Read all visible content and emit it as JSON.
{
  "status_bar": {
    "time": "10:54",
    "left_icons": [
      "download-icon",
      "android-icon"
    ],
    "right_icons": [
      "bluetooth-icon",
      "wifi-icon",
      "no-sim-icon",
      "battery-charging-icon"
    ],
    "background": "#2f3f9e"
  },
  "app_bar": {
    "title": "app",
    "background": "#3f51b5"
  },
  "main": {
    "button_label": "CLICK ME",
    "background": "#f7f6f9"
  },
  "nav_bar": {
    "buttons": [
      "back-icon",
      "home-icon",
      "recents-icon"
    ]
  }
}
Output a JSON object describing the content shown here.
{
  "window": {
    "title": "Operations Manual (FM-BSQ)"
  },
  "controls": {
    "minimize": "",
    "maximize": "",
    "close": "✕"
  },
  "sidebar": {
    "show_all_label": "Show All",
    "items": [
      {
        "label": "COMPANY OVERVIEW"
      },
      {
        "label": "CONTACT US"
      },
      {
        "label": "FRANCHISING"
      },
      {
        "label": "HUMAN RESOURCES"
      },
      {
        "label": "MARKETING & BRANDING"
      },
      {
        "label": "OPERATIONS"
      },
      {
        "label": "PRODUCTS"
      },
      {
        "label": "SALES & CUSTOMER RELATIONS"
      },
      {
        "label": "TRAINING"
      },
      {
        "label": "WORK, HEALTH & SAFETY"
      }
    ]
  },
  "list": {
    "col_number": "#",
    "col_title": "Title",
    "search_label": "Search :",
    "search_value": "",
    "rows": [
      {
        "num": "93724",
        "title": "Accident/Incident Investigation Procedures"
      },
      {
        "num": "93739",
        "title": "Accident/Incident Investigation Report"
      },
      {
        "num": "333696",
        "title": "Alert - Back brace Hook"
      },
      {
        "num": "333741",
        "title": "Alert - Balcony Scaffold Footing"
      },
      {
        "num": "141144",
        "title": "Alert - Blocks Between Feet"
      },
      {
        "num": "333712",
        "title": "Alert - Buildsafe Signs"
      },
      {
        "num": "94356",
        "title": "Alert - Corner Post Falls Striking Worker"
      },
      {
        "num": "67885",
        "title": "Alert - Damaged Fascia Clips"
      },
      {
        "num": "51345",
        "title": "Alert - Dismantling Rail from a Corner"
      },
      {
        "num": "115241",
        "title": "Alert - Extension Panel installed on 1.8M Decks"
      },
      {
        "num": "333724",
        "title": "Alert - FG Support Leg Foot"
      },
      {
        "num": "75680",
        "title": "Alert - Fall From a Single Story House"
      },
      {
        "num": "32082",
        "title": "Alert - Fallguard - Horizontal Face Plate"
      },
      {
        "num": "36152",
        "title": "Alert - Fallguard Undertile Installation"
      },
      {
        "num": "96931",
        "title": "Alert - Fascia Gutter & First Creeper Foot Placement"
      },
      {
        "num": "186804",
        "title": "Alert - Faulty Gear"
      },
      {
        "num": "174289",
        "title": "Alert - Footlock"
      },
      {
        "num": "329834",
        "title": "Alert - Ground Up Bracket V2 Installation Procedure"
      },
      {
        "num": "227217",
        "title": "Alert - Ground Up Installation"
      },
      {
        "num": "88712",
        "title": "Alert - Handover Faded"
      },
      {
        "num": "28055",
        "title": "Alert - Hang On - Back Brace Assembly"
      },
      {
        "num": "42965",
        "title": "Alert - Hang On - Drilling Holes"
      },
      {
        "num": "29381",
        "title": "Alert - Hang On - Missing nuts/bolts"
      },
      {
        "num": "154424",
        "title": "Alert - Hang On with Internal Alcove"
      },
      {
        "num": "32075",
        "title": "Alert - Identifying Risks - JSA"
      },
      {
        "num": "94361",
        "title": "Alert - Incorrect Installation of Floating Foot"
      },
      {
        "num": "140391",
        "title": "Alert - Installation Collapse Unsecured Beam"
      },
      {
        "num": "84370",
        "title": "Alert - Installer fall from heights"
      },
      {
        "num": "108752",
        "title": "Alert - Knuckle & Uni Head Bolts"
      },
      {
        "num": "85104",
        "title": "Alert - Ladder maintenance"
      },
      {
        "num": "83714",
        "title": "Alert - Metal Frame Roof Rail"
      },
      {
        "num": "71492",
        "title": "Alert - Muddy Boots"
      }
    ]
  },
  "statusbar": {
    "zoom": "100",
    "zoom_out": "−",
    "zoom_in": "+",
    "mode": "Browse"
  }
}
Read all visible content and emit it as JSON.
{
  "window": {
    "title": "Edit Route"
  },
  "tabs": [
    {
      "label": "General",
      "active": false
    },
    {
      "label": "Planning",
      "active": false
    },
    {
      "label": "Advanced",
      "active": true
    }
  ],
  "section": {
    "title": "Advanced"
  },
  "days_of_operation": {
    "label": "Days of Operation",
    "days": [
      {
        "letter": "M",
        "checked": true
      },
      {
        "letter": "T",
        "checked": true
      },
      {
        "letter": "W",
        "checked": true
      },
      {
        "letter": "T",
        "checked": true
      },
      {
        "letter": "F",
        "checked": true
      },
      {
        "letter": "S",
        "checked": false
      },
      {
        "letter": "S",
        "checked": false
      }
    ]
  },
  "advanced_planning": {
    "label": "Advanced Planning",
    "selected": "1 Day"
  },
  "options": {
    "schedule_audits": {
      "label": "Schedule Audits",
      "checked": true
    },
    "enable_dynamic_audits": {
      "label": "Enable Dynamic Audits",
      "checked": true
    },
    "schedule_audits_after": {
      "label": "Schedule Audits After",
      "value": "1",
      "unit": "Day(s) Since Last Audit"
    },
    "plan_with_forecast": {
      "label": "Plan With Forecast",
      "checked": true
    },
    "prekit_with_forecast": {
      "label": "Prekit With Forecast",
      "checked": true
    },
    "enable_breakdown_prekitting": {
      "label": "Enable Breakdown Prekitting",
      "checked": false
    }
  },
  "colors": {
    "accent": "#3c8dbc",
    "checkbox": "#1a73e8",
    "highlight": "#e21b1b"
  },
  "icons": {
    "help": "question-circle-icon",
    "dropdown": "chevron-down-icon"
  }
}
---------------
State how many lines of the entries above include the word "Fascia", offering no text other than the number.

2